__What you are asked to do__
All entries must be repeated exactly; do not include the pictures.

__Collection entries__
======
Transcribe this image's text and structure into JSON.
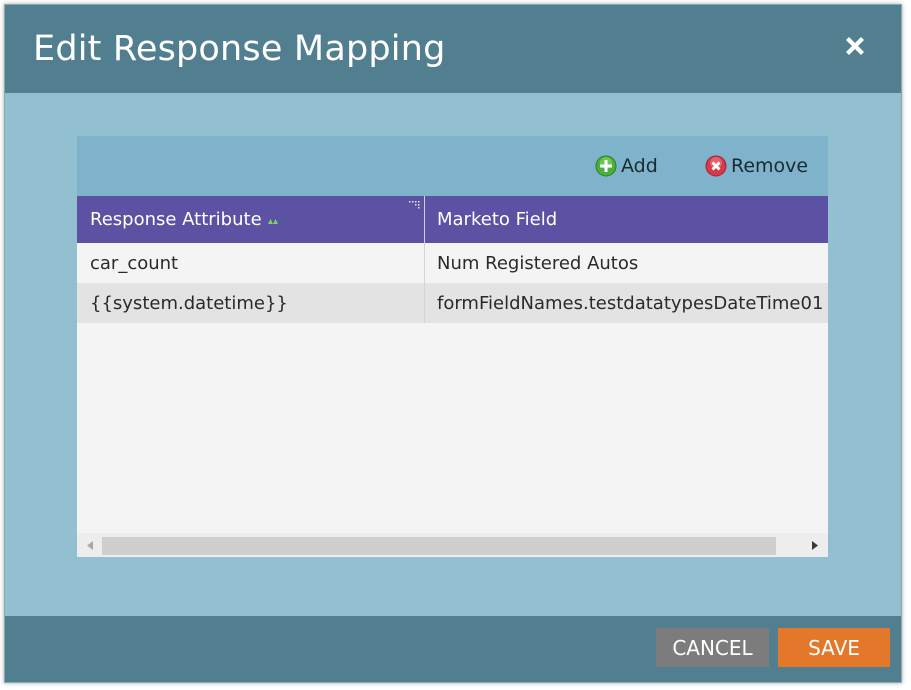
{
  "dialog": {
    "title": "Edit Response Mapping",
    "close_icon": "close-icon"
  },
  "toolbar": {
    "add_label": "Add",
    "remove_label": "Remove"
  },
  "table": {
    "columns": [
      "Response Attribute",
      "Marketo Field"
    ],
    "rows": [
      [
        "car_count",
        "Num Registered Autos"
      ],
      [
        "{{system.datetime}}",
        "formFieldNames.testdatatypesDateTime01"
      ]
    ]
  },
  "footer": {
    "cancel_label": "CANCEL",
    "save_label": "SAVE"
  },
  "colors": {
    "title_bar": "#527f90",
    "body": "#92c0d0",
    "toolbar": "#7fb3cc",
    "header": "#5b52a3",
    "save": "#e3782b",
    "cancel": "#7c7c7c"
  }
}
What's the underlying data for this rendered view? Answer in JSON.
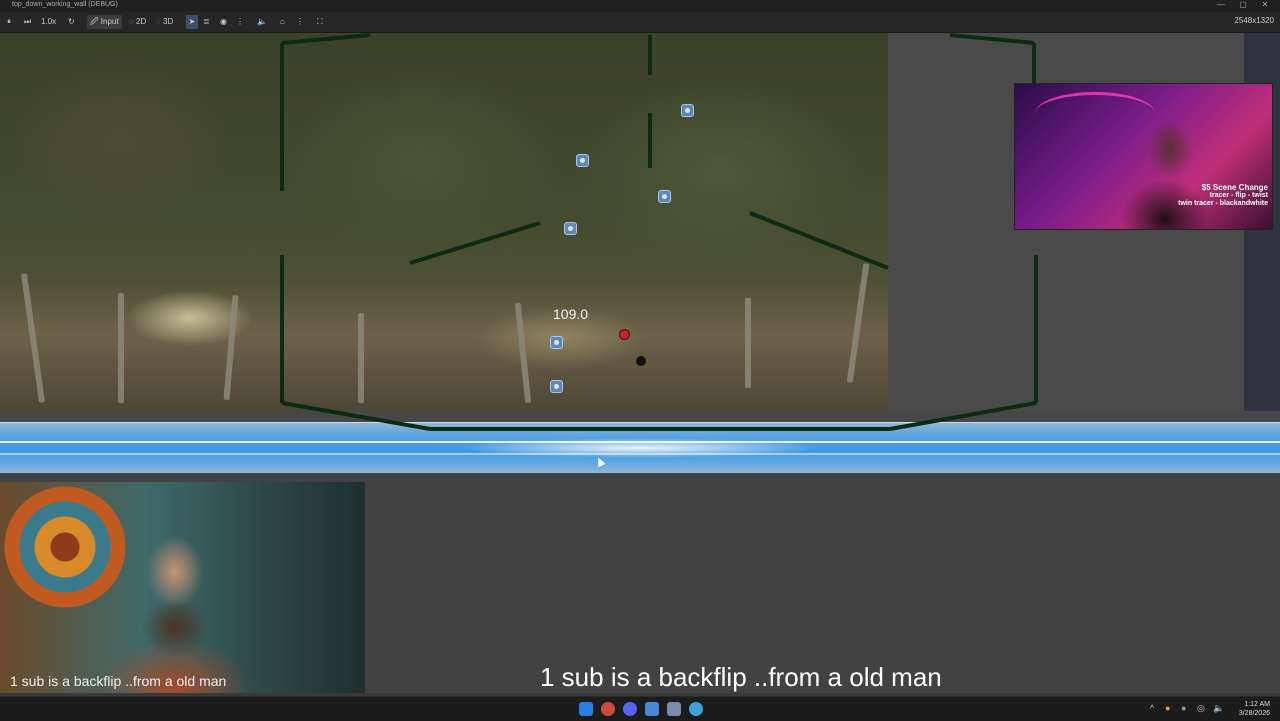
======
__Final result__
Transcribe this image's text and structure into JSON.
{
  "dialog": {
    "title": "Edit Response Mapping",
    "close_icon": "close-icon"
  },
  "toolbar": {
    "add_label": "Add",
    "remove_label": "Remove"
  },
  "table": {
    "columns": [
      "Response Attribute",
      "Marketo Field"
    ],
    "rows": [
      [
        "car_count",
        "Num Registered Autos"
      ],
      [
        "{{system.datetime}}",
        "formFieldNames.testdatatypesDateTime01"
      ]
    ]
  },
  "footer": {
    "cancel_label": "CANCEL",
    "save_label": "SAVE"
  },
  "colors": {
    "title_bar": "#527f90",
    "body": "#92c0d0",
    "toolbar": "#7fb3cc",
    "header": "#5b52a3",
    "save": "#e3782b",
    "cancel": "#7c7c7c"
  }
}
What's the underlying data for this rendered view? Answer in JSON.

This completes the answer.